THE PROBLEM:
Restate each of the lines below word for word and drop every picture.

* * *

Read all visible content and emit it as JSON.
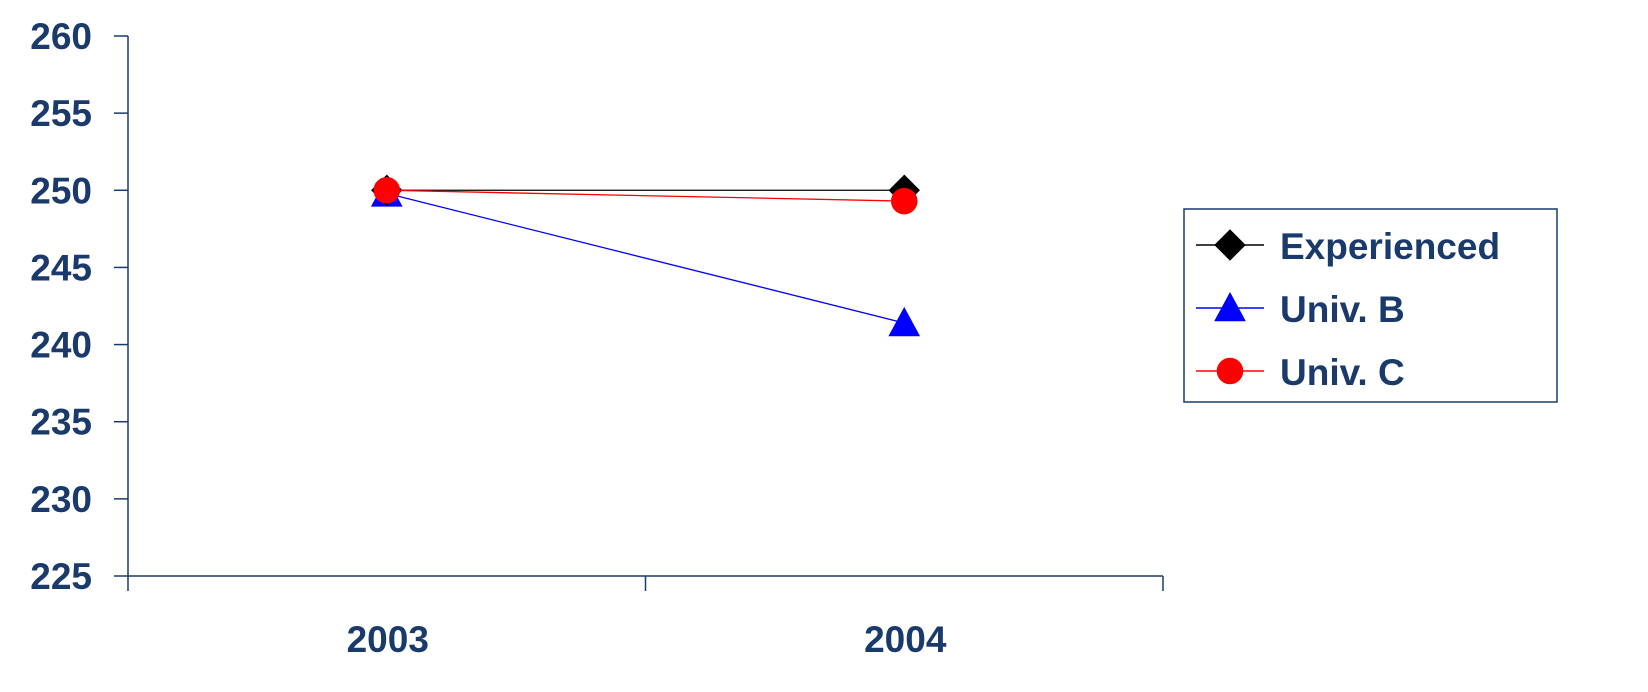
{
  "chart_data": {
    "type": "line",
    "title": "",
    "xlabel": "",
    "ylabel": "",
    "categories": [
      "2003",
      "2004"
    ],
    "ylim": [
      225,
      260
    ],
    "yticks": [
      225,
      230,
      235,
      240,
      245,
      250,
      255,
      260
    ],
    "grid": false,
    "legend_position": "right",
    "series": [
      {
        "name": "Experienced",
        "values": [
          250,
          250
        ],
        "color": "#000000",
        "marker": "diamond"
      },
      {
        "name": "Univ. B",
        "values": [
          249.8,
          241.4
        ],
        "color": "#0000ff",
        "marker": "triangle"
      },
      {
        "name": "Univ. C",
        "values": [
          250,
          249.3
        ],
        "color": "#ff0000",
        "marker": "circle"
      }
    ],
    "colors": {
      "axis": "#1a3a6b",
      "label": "#1a3a6b"
    }
  }
}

* * *

RESPONSE FOR THIS EXERCISE:
Read all visible content and emit it as JSON.
{
  "chart_data": {
    "type": "line",
    "title": "",
    "xlabel": "",
    "ylabel": "",
    "categories": [
      "2003",
      "2004"
    ],
    "ylim": [
      225,
      260
    ],
    "yticks": [
      225,
      230,
      235,
      240,
      245,
      250,
      255,
      260
    ],
    "grid": false,
    "legend_position": "right",
    "series": [
      {
        "name": "Experienced",
        "values": [
          250,
          250
        ],
        "color": "#000000",
        "marker": "diamond"
      },
      {
        "name": "Univ. B",
        "values": [
          249.8,
          241.4
        ],
        "color": "#0000ff",
        "marker": "triangle"
      },
      {
        "name": "Univ. C",
        "values": [
          250,
          249.3
        ],
        "color": "#ff0000",
        "marker": "circle"
      }
    ],
    "colors": {
      "axis": "#1a3a6b",
      "label": "#1a3a6b"
    }
  }
}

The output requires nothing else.